> **Your objective**:
Return all lines that include the string "document".

Start of Information provided

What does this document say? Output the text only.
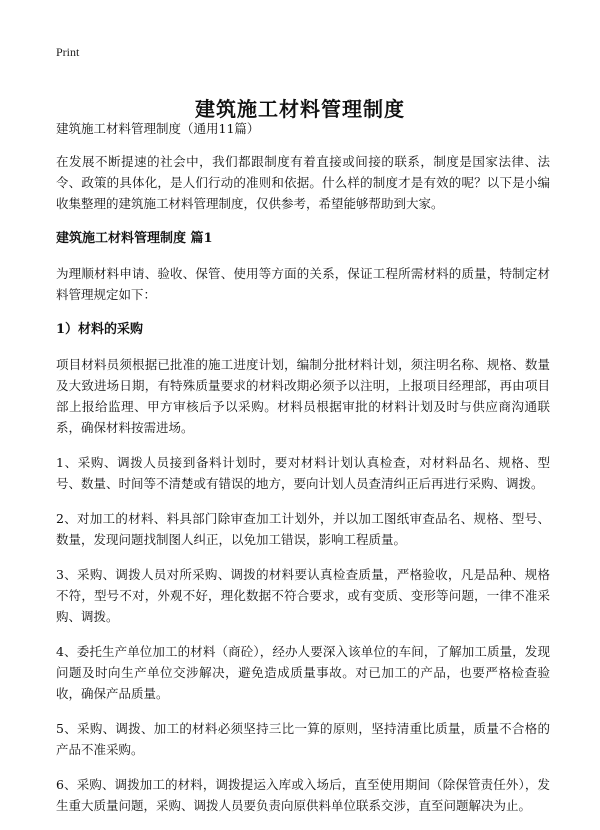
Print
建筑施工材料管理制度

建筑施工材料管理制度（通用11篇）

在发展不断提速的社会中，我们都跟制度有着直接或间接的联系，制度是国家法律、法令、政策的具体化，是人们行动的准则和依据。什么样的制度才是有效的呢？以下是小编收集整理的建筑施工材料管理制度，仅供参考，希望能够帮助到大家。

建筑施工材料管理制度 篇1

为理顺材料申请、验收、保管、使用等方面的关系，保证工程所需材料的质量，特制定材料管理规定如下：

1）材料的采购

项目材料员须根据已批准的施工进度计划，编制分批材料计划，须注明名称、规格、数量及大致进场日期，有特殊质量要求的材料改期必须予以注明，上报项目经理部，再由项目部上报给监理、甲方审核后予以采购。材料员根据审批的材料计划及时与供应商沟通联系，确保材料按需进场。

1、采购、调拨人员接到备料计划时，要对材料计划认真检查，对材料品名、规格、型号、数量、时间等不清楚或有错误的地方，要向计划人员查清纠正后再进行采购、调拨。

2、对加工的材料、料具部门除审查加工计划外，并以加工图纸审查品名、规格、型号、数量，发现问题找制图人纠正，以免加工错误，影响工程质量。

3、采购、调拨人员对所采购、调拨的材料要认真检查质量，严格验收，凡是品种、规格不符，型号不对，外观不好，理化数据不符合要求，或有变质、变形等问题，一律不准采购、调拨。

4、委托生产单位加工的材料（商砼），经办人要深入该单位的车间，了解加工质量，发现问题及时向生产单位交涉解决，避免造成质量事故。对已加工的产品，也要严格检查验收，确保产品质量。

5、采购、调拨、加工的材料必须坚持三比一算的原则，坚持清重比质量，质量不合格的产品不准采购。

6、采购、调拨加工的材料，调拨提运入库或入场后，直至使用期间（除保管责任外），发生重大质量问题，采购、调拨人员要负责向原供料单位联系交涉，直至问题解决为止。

End of Information provided
Start of Information provided

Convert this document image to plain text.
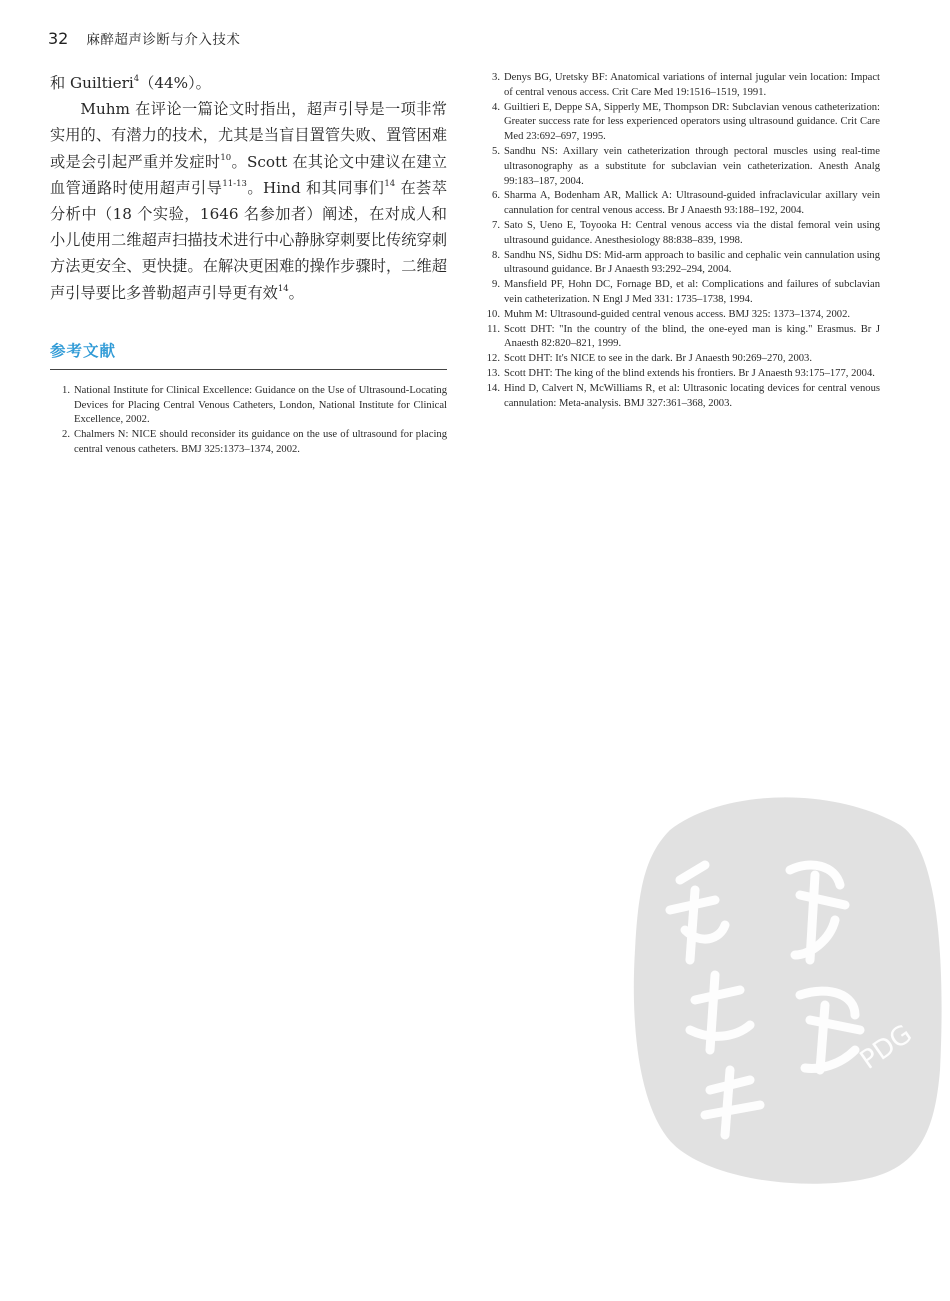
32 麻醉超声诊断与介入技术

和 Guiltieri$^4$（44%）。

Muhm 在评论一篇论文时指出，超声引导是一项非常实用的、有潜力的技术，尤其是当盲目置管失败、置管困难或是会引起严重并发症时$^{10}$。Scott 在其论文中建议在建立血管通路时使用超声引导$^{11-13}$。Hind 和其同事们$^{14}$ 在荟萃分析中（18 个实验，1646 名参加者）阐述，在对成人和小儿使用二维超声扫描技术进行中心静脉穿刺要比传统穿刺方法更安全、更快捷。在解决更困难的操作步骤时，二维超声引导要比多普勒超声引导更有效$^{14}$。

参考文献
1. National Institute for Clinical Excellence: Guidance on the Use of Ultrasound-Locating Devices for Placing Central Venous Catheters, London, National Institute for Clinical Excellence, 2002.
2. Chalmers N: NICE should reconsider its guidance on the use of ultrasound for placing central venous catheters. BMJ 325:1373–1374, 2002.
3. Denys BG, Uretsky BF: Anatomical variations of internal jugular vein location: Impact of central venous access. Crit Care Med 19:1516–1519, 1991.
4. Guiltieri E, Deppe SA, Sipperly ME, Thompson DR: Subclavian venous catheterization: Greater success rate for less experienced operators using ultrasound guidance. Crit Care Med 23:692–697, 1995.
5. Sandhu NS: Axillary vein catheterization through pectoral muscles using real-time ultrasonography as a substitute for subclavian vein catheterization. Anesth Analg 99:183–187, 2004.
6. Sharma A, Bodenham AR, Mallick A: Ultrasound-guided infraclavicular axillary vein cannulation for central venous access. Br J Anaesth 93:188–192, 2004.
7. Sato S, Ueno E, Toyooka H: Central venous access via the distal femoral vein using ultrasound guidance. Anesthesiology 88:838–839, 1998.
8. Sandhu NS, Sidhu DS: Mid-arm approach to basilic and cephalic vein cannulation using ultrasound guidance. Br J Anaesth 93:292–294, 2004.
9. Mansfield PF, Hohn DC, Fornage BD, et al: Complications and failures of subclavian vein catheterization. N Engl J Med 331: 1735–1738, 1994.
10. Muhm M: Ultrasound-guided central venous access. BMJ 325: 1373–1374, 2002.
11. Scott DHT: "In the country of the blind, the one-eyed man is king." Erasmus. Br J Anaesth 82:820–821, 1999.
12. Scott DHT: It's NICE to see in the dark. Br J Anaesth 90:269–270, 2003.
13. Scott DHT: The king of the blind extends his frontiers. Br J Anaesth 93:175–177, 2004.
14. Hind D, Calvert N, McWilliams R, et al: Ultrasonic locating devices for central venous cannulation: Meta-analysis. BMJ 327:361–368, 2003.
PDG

End of Information provided

> **Written solution**:
What does this document say? Output the text only.
Convert this document image to plain text.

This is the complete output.